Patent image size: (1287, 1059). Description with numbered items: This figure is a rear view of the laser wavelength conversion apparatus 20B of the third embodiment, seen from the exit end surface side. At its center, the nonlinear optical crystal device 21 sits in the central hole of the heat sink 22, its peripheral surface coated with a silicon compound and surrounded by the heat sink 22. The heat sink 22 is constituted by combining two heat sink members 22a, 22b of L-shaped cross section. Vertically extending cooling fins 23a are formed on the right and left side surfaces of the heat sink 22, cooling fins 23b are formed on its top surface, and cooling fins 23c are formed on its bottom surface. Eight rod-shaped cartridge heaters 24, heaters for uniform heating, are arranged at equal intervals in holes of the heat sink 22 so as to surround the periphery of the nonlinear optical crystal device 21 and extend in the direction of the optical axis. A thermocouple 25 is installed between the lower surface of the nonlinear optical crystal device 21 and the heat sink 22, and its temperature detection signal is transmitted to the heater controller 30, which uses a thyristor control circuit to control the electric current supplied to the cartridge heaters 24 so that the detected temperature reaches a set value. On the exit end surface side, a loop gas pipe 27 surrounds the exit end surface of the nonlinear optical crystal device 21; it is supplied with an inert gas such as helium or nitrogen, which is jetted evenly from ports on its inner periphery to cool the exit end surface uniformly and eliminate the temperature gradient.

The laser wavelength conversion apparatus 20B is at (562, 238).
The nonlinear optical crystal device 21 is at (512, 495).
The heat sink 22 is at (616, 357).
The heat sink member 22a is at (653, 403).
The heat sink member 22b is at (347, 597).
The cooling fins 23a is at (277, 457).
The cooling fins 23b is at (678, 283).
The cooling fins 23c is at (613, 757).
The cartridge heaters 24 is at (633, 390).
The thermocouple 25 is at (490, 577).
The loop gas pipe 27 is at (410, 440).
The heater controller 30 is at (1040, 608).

########################################

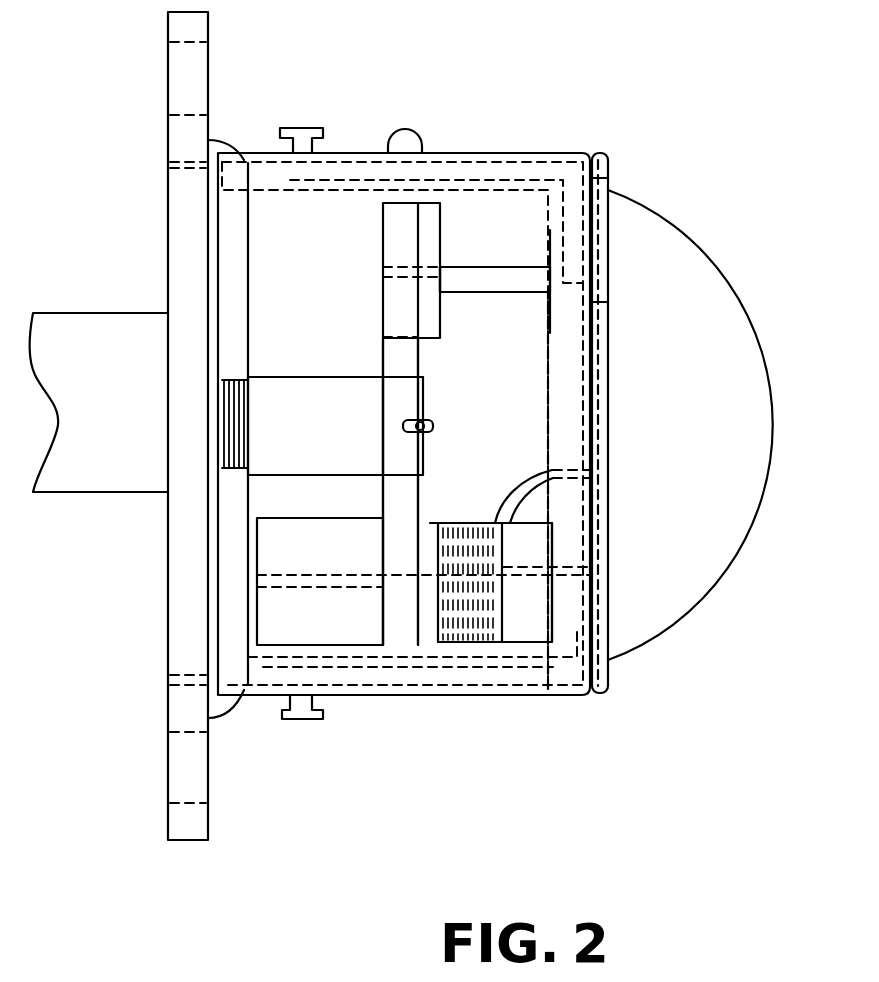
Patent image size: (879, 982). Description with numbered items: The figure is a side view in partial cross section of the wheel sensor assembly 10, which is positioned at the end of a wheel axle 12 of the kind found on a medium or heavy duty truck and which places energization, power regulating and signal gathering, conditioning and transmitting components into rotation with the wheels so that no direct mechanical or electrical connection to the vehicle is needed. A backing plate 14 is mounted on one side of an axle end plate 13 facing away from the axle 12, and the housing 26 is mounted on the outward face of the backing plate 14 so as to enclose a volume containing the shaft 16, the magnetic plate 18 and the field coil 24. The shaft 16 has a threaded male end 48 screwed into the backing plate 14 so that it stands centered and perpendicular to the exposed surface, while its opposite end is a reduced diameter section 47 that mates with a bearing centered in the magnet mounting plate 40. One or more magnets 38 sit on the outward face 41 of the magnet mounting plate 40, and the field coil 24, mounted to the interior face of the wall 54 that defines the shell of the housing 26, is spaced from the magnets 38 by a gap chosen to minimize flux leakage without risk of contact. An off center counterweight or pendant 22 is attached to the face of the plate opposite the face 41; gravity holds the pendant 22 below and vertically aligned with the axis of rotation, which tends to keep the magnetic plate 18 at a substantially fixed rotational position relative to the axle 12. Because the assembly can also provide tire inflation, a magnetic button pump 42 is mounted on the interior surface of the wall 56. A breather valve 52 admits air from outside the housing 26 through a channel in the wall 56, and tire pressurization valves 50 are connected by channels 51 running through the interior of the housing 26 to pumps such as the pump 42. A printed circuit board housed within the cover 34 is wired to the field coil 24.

########################################

Rename "rear view" to "back view" in everything from the line containing "Patent image size: (1287, 1059)." down to the line containing "The heater controller 30 is at (1040, 608).", and return only those lines with nothing else changed.

__Output__:
Patent image size: (1287, 1059). Description with numbered items: This figure is a back view of the laser wavelength conversion apparatus 20B of the third embodiment, seen from the exit end surface side. At its center, the nonlinear optical crystal device 21 sits in the central hole of the heat sink 22, its peripheral surface coated with a silicon compound and surrounded by the heat sink 22. The heat sink 22 is constituted by combining two heat sink members 22a, 22b of L-shaped cross section. Vertically extending cooling fins 23a are formed on the right and left side surfaces of the heat sink 22, cooling fins 23b are formed on its top surface, and cooling fins 23c are formed on its bottom surface. Eight rod-shaped cartridge heaters 24, heaters for uniform heating, are arranged at equal intervals in holes of the heat sink 22 so as to surround the periphery of the nonlinear optical crystal device 21 and extend in the direction of the optical axis. A thermocouple 25 is installed between the lower surface of the nonlinear optical crystal device 21 and the heat sink 22, and its temperature detection signal is transmitted to the heater controller 30, which uses a thyristor control circuit to control the electric current supplied to the cartridge heaters 24 so that the detected temperature reaches a set value. On the exit end surface side, a loop gas pipe 27 surrounds the exit end surface of the nonlinear optical crystal device 21; it is supplied with an inert gas such as helium or nitrogen, which is jetted evenly from ports on its inner periphery to cool the exit end surface uniformly and eliminate the temperature gradient.

The laser wavelength conversion apparatus 20B is at (562, 238).
The nonlinear optical crystal device 21 is at (512, 495).
The heat sink 22 is at (616, 357).
The heat sink member 22a is at (653, 403).
The heat sink member 22b is at (347, 597).
The cooling fins 23a is at (277, 457).
The cooling fins 23b is at (678, 283).
The cooling fins 23c is at (613, 757).
The cartridge heaters 24 is at (633, 390).
The thermocouple 25 is at (490, 577).
The loop gas pipe 27 is at (410, 440).
The heater controller 30 is at (1040, 608).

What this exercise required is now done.